* **Extracted data entries**
───

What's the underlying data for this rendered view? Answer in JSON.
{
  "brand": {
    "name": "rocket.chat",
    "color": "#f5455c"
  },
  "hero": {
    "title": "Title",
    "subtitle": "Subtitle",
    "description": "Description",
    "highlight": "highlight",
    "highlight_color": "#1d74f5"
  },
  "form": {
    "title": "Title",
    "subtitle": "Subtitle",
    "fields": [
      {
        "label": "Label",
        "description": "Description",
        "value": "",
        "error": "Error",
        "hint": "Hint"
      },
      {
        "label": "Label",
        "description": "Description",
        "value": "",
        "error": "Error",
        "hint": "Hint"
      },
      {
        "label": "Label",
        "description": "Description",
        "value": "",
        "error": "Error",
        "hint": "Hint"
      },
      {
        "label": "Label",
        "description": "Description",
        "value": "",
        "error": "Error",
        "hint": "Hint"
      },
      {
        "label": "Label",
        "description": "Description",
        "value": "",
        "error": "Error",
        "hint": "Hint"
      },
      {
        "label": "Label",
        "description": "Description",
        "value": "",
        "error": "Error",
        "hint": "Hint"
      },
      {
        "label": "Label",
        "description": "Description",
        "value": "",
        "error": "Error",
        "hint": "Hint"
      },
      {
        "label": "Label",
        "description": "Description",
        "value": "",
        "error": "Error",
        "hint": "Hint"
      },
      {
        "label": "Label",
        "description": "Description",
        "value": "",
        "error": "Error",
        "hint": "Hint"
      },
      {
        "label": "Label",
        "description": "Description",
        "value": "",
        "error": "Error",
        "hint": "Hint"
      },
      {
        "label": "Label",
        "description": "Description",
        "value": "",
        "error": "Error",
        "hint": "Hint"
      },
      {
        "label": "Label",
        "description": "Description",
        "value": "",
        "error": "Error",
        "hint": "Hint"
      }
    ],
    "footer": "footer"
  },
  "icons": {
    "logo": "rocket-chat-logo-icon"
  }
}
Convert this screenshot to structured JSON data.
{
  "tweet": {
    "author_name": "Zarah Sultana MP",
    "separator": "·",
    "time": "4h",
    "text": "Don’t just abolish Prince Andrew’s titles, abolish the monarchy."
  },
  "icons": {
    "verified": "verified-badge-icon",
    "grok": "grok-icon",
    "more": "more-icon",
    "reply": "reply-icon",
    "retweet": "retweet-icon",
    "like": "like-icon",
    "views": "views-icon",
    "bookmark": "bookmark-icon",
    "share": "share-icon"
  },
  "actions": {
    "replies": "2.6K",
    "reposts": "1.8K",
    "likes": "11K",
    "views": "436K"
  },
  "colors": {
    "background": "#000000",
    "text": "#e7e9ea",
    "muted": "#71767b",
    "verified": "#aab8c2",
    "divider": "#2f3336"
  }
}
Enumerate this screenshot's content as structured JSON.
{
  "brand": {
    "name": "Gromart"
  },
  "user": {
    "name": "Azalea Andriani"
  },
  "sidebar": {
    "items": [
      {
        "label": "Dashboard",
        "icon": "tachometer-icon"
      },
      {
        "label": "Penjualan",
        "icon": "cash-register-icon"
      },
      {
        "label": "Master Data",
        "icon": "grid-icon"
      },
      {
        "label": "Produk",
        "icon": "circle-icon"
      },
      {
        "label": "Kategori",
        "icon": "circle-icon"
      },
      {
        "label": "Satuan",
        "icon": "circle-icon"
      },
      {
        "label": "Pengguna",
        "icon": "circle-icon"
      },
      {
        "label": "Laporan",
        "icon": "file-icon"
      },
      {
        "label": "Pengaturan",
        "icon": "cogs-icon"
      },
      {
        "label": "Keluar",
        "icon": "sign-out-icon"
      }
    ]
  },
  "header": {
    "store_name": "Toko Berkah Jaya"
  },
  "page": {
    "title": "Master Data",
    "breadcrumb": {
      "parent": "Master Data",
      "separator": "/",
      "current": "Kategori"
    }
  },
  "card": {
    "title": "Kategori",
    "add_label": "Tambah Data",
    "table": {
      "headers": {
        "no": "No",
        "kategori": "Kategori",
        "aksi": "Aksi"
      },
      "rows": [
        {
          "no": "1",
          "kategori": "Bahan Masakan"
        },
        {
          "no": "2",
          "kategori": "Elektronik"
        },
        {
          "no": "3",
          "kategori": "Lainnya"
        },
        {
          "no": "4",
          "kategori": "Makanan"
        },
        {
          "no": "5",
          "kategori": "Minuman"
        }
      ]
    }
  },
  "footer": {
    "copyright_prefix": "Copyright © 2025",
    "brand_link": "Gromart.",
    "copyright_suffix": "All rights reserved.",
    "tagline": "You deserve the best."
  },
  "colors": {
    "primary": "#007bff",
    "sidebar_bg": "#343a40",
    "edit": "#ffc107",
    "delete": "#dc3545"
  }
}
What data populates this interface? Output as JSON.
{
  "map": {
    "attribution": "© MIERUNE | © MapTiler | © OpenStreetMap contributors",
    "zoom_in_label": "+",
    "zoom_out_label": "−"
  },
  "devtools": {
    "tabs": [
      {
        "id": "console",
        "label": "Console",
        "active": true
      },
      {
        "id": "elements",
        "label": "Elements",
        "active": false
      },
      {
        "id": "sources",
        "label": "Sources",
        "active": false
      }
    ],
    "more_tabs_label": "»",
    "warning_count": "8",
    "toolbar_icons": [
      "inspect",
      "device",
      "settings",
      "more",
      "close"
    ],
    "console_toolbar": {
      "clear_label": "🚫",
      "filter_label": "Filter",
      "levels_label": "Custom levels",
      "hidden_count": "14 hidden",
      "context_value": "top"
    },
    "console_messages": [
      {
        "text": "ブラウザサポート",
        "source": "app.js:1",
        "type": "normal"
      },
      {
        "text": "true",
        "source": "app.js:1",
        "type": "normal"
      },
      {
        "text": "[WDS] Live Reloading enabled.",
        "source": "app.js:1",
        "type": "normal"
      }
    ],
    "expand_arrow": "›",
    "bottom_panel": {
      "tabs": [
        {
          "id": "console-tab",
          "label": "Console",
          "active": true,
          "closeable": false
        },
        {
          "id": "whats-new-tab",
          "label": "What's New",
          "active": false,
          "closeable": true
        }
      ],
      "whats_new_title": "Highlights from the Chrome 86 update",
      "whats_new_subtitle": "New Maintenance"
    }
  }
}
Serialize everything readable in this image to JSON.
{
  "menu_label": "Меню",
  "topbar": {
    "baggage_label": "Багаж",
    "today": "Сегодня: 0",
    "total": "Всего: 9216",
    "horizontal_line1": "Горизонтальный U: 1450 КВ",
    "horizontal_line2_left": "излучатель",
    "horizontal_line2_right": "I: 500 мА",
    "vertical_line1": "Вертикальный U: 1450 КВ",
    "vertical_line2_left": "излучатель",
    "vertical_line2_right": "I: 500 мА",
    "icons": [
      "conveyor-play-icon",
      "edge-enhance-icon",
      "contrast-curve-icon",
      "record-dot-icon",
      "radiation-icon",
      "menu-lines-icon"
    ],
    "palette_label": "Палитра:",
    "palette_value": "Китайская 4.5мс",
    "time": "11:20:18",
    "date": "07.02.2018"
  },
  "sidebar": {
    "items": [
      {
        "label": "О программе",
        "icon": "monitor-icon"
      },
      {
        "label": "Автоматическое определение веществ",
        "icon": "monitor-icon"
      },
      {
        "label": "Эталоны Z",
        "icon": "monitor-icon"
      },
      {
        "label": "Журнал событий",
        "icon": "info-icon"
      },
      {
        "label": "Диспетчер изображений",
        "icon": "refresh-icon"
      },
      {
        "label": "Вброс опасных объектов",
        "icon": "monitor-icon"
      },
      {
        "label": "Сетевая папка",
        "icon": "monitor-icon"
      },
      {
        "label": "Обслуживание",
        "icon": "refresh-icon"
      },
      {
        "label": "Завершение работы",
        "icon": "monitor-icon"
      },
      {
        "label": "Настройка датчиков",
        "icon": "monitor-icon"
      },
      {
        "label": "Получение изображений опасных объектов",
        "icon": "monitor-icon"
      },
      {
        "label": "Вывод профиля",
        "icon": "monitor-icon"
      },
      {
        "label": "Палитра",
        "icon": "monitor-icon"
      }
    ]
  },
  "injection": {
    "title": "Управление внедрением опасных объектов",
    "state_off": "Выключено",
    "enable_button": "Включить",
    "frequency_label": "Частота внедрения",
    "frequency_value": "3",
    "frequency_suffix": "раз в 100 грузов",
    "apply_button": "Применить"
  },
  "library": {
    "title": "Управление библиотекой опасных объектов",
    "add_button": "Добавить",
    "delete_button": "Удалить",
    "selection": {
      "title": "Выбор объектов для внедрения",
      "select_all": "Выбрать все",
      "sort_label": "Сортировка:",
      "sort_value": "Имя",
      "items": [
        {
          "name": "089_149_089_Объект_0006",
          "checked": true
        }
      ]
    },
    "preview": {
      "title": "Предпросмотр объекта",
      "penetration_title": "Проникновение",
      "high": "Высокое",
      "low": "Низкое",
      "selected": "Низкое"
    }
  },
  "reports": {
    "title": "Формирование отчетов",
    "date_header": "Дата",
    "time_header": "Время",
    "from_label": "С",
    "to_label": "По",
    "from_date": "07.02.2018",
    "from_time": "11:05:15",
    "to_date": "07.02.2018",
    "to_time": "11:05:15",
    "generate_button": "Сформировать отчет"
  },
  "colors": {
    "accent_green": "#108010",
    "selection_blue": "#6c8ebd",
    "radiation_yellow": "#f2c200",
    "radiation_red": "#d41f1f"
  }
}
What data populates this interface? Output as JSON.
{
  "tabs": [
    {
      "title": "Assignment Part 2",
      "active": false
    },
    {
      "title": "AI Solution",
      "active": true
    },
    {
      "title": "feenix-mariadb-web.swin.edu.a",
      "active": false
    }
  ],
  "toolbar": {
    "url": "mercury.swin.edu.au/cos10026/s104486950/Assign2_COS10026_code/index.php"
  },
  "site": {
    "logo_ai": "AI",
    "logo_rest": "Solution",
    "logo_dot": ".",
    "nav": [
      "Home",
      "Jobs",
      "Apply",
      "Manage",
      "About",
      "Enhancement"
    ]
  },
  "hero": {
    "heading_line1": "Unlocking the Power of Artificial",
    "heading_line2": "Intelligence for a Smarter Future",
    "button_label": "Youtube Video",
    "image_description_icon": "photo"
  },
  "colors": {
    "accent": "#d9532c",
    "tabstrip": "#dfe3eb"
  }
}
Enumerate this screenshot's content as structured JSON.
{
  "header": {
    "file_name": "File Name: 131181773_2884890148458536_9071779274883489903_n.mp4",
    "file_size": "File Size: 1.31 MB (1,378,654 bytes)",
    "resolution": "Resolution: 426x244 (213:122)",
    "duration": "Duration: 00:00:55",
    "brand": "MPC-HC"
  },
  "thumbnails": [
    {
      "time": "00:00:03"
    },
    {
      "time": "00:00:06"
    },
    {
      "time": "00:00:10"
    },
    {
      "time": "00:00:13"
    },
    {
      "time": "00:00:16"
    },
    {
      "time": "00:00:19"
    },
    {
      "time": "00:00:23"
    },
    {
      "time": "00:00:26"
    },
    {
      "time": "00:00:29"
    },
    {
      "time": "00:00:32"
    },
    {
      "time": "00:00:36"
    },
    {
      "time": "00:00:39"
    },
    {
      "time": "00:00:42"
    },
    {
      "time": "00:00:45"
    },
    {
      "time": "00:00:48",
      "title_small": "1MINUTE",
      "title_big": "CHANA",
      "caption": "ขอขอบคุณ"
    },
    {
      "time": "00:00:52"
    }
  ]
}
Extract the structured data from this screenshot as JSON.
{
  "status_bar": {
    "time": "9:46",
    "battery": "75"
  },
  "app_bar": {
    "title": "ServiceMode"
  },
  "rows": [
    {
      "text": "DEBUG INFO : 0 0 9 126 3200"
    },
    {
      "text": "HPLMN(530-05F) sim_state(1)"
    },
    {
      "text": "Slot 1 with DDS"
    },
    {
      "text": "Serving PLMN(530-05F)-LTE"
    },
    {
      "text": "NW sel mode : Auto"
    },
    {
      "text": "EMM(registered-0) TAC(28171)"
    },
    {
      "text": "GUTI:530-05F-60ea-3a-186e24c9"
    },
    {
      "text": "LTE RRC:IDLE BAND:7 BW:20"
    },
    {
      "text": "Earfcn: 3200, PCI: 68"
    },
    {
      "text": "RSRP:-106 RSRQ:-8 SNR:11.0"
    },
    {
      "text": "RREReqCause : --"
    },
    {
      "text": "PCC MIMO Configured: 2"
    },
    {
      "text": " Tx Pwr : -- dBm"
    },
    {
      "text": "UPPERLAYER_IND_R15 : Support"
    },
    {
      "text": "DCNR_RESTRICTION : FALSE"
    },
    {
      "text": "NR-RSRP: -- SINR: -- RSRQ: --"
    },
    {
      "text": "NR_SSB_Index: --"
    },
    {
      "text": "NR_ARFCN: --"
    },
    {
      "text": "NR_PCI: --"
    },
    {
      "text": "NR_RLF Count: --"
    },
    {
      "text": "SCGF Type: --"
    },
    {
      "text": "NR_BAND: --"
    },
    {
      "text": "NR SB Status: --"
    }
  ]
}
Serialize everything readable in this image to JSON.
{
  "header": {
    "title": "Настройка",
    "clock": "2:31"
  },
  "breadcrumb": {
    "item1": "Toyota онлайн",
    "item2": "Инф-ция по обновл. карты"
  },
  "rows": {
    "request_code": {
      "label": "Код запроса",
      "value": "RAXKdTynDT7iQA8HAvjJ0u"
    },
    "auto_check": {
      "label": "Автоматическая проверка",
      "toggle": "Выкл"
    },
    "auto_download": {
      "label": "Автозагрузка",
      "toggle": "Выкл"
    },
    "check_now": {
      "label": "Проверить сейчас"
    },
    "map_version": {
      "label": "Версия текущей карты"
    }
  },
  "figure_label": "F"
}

───

* **PROBLEM TO WORK ON**
Identify every line above that includes the word "объектов", and show those lines.

* **RESPONSE TO THIS TASK**
        "label": "Вброс опасных объектов",
        "label": "Получение изображений опасных объектов",
    "title": "Управление внедрением опасных объектов",
    "title": "Управление библиотекой опасных объектов",
      "title": "Выбор объектов для внедрения",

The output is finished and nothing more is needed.